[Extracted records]
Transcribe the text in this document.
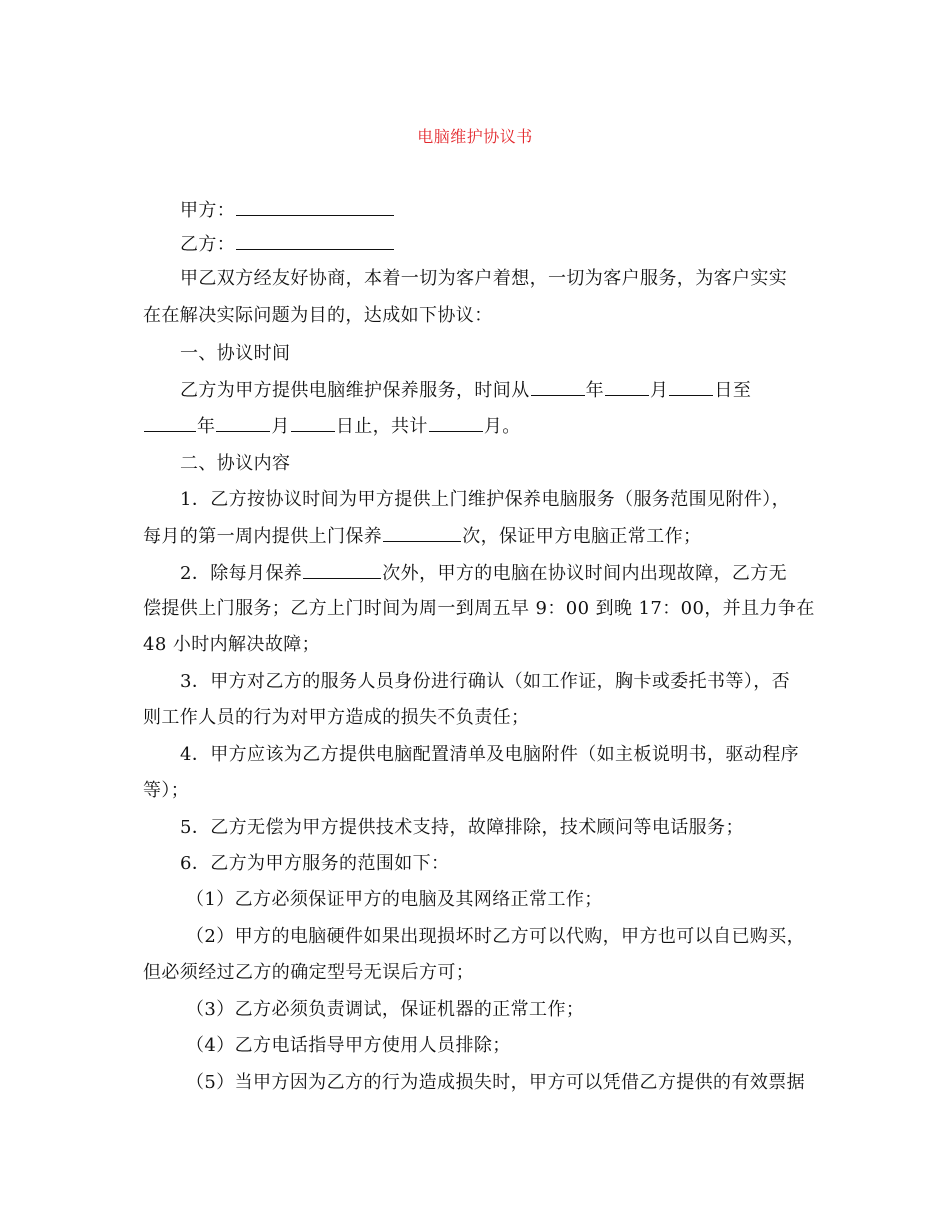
电脑维护协议书
甲方：
乙方：
甲乙双方经友好协商，本着一切为客户着想，一切为客户服务，为客户实实
在在解决实际问题为目的，达成如下协议：
一、协议时间
乙方为甲方提供电脑维护保养服务，时间从	年	月	日至
年	月	日止，共计	月。
二、协议内容
1．乙方按协议时间为甲方提供上门维护保养电脑服务（服务范围见附件），
每月的第一周内提供上门保养	次，保证甲方电脑正常工作；
2．除每月保养	次外，甲方的电脑在协议时间内出现故障，乙方无
偿提供上门服务；乙方上门时间为周一到周五早 9：00 到晚 17：00，并且力争在
48 小时内解决故障；
3．甲方对乙方的服务人员身份进行确认（如工作证，胸卡或委托书等），否
则工作人员的行为对甲方造成的损失不负责任；
4．甲方应该为乙方提供电脑配置清单及电脑附件（如主板说明书，驱动程序
等）；
5．乙方无偿为甲方提供技术支持，故障排除，技术顾问等电话服务；
6．乙方为甲方服务的范围如下：
（1）乙方必须保证甲方的电脑及其网络正常工作；
（2）甲方的电脑硬件如果出现损坏时乙方可以代购，甲方也可以自已购买，
但必须经过乙方的确定型号无误后方可；
（3）乙方必须负责调试，保证机器的正常工作；
（4）乙方电话指导甲方使用人员排除；
（5）当甲方因为乙方的行为造成损失时，甲方可以凭借乙方提供的有效票据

Task to carry out ->
Reproduce each entry precisely. Leave the pictures out.

Solution for this exercise ->
Transcribe the text in this document.
电脑维护协议书
甲方：
乙方：
甲乙双方经友好协商，本着一切为客户着想，一切为客户服务，为客户实实
在在解决实际问题为目的，达成如下协议：
一、协议时间
乙方为甲方提供电脑维护保养服务，时间从	年	月	日至
年	月	日止，共计	月。
二、协议内容
1．乙方按协议时间为甲方提供上门维护保养电脑服务（服务范围见附件），
每月的第一周内提供上门保养	次，保证甲方电脑正常工作；
2．除每月保养	次外，甲方的电脑在协议时间内出现故障，乙方无
偿提供上门服务；乙方上门时间为周一到周五早 9：00 到晚 17：00，并且力争在
48 小时内解决故障；
3．甲方对乙方的服务人员身份进行确认（如工作证，胸卡或委托书等），否
则工作人员的行为对甲方造成的损失不负责任；
4．甲方应该为乙方提供电脑配置清单及电脑附件（如主板说明书，驱动程序
等）；
5．乙方无偿为甲方提供技术支持，故障排除，技术顾问等电话服务；
6．乙方为甲方服务的范围如下：
（1）乙方必须保证甲方的电脑及其网络正常工作；
（2）甲方的电脑硬件如果出现损坏时乙方可以代购，甲方也可以自已购买，
但必须经过乙方的确定型号无误后方可；
（3）乙方必须负责调试，保证机器的正常工作；
（4）乙方电话指导甲方使用人员排除；
（5）当甲方因为乙方的行为造成损失时，甲方可以凭借乙方提供的有效票据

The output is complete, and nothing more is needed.